Tumor size (P = 0.0305), histologic differentiation (P = 0.0329), intrahepatic metastasis (P = 0.0126), and MUC1 expression (P = 0.0063) were found to be statistically significant independent risk factors. Furthermore, histologic differentiation (P = 0.0062), intrahepatic metastasis (P = 0.0066), and MUC1 expression (P = 0.0011) were selected as important risk factors by stepwise multivariate analysis (Table 4).

Table 4. Stepwise Multivariate Analysis of Prognostic Factors
VariableHazard ratio95% confidence limitsP value
Histologic differentiation (poorly differentiated)5.40511.6145–18.09570.0062
Intrahepatic metastasis (positive)3.49301.4156–8.61880.0066
MUC1 core protein (cytoplasmic type)4.21241.9309–14.07090.0011

DISCUSSION

In this study, we noticed differences in the location of MUC1 expression in m-ICC.

## What to work on
Summarize the prognostic factors excerpt in two sentences. The listing has no connection to the prognostic factors excerpt.

## Supplied information
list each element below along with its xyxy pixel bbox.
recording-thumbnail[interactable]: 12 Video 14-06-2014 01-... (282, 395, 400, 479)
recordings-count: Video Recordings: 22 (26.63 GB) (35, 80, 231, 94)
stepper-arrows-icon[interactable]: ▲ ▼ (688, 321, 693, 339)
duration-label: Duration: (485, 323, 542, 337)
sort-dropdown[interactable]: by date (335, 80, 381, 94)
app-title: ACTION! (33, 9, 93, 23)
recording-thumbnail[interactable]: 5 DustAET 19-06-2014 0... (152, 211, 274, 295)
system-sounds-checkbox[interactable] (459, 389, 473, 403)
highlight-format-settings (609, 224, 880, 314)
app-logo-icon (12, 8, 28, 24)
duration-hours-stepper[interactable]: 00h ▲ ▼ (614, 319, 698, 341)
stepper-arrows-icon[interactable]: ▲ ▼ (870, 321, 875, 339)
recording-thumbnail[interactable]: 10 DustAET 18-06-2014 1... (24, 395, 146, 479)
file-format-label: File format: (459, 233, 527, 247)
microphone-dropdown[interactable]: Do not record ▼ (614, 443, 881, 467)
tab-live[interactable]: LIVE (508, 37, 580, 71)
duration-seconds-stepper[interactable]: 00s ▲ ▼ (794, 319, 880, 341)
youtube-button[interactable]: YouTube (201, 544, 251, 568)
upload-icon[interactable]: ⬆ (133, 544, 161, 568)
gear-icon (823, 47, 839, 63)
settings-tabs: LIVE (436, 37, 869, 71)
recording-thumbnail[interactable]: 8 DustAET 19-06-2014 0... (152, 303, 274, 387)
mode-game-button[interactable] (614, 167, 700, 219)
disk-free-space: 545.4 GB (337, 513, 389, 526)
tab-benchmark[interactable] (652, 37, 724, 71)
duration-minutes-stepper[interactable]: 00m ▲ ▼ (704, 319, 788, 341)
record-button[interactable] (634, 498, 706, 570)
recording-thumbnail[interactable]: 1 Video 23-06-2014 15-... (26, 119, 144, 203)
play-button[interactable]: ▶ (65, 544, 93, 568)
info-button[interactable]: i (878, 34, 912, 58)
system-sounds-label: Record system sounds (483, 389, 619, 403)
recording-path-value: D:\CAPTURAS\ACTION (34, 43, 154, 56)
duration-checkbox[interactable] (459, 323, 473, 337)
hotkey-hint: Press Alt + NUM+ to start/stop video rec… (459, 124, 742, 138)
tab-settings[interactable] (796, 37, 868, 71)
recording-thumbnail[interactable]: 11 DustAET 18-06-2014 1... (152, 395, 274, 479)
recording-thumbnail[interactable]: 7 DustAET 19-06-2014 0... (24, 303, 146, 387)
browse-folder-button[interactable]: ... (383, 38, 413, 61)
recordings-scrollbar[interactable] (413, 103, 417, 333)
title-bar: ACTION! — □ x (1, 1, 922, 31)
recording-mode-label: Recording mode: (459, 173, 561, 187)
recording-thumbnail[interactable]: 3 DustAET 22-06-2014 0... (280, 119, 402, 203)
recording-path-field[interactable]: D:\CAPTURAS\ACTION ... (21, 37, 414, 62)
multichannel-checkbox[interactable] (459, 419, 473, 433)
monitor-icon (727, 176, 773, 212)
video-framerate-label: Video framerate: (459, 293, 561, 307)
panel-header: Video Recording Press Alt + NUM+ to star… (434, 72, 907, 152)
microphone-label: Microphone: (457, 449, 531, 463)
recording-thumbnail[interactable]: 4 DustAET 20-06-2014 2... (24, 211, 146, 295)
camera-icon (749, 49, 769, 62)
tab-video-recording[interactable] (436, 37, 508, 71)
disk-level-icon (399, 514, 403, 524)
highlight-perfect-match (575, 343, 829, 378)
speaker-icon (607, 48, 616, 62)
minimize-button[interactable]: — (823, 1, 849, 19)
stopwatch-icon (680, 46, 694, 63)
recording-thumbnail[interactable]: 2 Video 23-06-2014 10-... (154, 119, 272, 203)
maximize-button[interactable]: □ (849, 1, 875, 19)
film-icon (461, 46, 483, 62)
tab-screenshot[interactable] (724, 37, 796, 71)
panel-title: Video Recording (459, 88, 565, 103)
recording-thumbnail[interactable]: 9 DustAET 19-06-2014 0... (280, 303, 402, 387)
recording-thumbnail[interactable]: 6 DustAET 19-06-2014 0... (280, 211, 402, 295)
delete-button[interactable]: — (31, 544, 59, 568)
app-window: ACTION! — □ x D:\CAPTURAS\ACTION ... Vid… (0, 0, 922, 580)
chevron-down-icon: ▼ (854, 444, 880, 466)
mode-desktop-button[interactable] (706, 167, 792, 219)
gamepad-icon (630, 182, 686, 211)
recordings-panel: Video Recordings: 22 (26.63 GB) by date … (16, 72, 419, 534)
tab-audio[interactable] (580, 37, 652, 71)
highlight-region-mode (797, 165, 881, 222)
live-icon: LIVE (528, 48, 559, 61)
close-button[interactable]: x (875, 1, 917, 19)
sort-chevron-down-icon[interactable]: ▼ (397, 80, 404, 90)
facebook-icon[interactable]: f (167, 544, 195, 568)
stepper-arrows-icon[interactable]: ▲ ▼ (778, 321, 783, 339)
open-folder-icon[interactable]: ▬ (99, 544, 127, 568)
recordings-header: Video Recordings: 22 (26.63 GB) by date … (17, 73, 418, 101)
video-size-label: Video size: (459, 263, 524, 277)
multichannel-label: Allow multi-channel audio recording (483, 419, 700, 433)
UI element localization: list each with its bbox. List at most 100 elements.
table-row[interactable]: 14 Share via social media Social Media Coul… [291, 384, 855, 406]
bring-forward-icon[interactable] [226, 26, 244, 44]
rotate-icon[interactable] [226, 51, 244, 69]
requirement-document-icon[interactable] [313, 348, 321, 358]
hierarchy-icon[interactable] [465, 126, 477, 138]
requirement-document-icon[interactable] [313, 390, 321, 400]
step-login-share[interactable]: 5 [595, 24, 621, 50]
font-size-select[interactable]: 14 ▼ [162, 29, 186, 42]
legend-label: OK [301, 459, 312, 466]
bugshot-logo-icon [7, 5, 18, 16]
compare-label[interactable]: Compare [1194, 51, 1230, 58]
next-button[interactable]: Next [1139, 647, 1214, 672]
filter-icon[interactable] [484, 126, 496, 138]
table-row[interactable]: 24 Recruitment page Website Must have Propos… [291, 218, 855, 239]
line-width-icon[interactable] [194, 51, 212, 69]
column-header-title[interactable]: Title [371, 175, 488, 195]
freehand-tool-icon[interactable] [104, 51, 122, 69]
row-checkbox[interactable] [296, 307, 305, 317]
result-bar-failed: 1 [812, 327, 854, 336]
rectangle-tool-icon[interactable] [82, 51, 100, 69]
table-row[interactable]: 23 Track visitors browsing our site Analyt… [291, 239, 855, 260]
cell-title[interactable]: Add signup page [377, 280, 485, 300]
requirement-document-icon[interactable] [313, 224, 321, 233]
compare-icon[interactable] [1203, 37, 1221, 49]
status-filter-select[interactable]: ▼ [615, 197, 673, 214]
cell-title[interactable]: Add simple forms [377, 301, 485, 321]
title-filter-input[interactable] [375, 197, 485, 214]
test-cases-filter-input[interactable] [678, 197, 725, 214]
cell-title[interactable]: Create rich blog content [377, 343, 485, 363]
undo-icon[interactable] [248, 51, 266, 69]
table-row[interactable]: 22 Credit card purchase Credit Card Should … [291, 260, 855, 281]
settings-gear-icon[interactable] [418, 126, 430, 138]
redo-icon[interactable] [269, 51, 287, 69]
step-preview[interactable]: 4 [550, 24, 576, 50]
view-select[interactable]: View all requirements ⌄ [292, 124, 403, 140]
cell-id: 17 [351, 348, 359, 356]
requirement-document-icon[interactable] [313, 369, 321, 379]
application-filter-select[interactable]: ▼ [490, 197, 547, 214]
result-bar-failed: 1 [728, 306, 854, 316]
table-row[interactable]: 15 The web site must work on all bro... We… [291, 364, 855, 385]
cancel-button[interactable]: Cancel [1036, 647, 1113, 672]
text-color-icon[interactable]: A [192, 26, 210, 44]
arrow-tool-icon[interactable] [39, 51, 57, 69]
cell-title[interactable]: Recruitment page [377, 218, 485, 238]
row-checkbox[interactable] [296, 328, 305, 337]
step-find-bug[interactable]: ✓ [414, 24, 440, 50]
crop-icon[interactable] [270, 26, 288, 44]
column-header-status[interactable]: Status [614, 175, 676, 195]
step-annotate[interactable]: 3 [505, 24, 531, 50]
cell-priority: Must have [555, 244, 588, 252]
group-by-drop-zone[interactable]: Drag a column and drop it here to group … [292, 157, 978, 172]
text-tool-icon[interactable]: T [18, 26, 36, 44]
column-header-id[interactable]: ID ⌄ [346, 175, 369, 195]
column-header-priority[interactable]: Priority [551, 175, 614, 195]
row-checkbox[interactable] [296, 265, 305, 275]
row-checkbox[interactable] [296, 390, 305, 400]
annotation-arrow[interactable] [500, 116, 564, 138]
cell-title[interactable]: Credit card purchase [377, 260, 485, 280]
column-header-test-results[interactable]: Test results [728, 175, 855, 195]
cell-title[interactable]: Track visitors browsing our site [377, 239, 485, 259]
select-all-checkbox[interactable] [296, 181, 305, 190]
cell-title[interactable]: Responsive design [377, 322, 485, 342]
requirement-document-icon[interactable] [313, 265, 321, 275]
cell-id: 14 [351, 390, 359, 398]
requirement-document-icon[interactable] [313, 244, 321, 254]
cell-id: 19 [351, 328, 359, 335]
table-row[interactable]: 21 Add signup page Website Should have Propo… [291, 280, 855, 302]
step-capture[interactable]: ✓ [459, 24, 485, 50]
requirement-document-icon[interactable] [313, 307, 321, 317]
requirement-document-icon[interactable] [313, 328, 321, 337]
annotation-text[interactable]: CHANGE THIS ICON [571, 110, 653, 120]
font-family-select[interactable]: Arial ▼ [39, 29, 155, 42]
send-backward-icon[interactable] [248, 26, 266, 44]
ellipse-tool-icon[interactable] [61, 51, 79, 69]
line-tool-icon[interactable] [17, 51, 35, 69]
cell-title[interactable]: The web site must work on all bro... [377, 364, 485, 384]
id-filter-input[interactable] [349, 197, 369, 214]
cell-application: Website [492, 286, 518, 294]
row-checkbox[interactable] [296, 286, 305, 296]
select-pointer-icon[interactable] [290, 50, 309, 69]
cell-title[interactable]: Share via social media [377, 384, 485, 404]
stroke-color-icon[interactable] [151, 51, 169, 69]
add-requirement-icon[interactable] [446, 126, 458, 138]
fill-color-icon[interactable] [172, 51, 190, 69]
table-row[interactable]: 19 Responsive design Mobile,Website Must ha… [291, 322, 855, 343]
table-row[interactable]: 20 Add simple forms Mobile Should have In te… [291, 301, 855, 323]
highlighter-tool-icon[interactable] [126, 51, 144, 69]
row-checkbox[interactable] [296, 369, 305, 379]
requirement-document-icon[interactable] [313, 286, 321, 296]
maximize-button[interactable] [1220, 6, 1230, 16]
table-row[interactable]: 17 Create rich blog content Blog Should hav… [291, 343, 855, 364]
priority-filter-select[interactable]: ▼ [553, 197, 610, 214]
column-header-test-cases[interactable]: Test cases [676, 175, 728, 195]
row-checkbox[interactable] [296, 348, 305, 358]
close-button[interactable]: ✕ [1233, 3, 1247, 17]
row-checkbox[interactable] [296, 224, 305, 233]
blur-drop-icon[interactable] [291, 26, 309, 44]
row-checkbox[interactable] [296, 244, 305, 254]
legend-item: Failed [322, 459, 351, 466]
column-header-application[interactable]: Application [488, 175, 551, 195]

## Result for this task
Tumor size, histologic differentiation, intrahepatic metastasis, and MUC1 expression were statistically significant independent risk factors, and stepwise multivariate analysis selected histologic differentiation, intrahepatic metastasis, and MUC1 expression as important risk factors. The discussion notes differences in the location of MUC1 expression in m-ICC.